===== Source records =====
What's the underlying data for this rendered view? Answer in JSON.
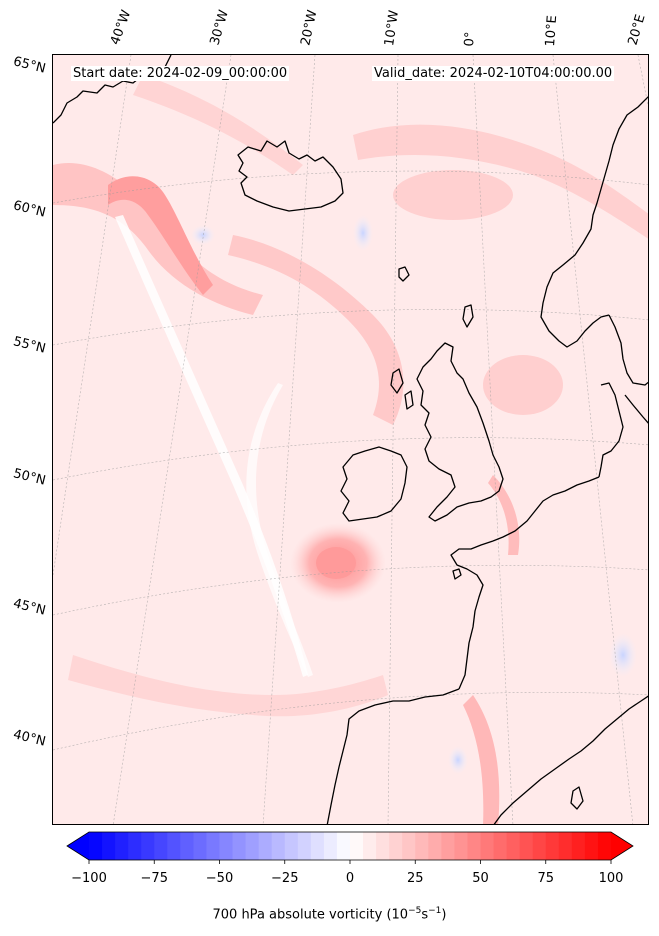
{
  "header": {
    "start_date": "Start date: 2024-02-09_00:00:00",
    "valid_date": "Valid_date: 2024-02-10T04:00:00.00"
  },
  "lon_labels": [
    "40°W",
    "30°W",
    "20°W",
    "10°W",
    "0°",
    "10°E",
    "20°E"
  ],
  "lat_labels": [
    "65°N",
    "60°N",
    "55°N",
    "50°N",
    "45°N",
    "40°N"
  ],
  "colorbar": {
    "title_prefix": "700 hPa absolute vorticity (10",
    "title_exp1": "−5",
    "title_mid": "s",
    "title_exp2": "−1",
    "title_suffix": ")",
    "ticks": [
      "−100",
      "−75",
      "−50",
      "−25",
      "0",
      "25",
      "50",
      "75",
      "100"
    ],
    "min": -100,
    "max": 100,
    "levels": 40,
    "low_color": "#0000ff",
    "mid_color": "#ffffff",
    "high_color": "#ff0000"
  },
  "colors": {
    "background_field": "#ffeaea",
    "coastline": "#000000",
    "gridline": "#9a9a9a"
  }
}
=====
- Problem requirements
Give back all entries exactly. No pictures belong in the copy.

- Finished answer
What's the underlying data for this rendered view? Answer in JSON.
{
  "header": {
    "start_date": "Start date: 2024-02-09_00:00:00",
    "valid_date": "Valid_date: 2024-02-10T04:00:00.00"
  },
  "lon_labels": [
    "40°W",
    "30°W",
    "20°W",
    "10°W",
    "0°",
    "10°E",
    "20°E"
  ],
  "lat_labels": [
    "65°N",
    "60°N",
    "55°N",
    "50°N",
    "45°N",
    "40°N"
  ],
  "colorbar": {
    "title_prefix": "700 hPa absolute vorticity (10",
    "title_exp1": "−5",
    "title_mid": "s",
    "title_exp2": "−1",
    "title_suffix": ")",
    "ticks": [
      "−100",
      "−75",
      "−50",
      "−25",
      "0",
      "25",
      "50",
      "75",
      "100"
    ],
    "min": -100,
    "max": 100,
    "levels": 40,
    "low_color": "#0000ff",
    "mid_color": "#ffffff",
    "high_color": "#ff0000"
  },
  "colors": {
    "background_field": "#ffeaea",
    "coastline": "#000000",
    "gridline": "#9a9a9a"
  }
}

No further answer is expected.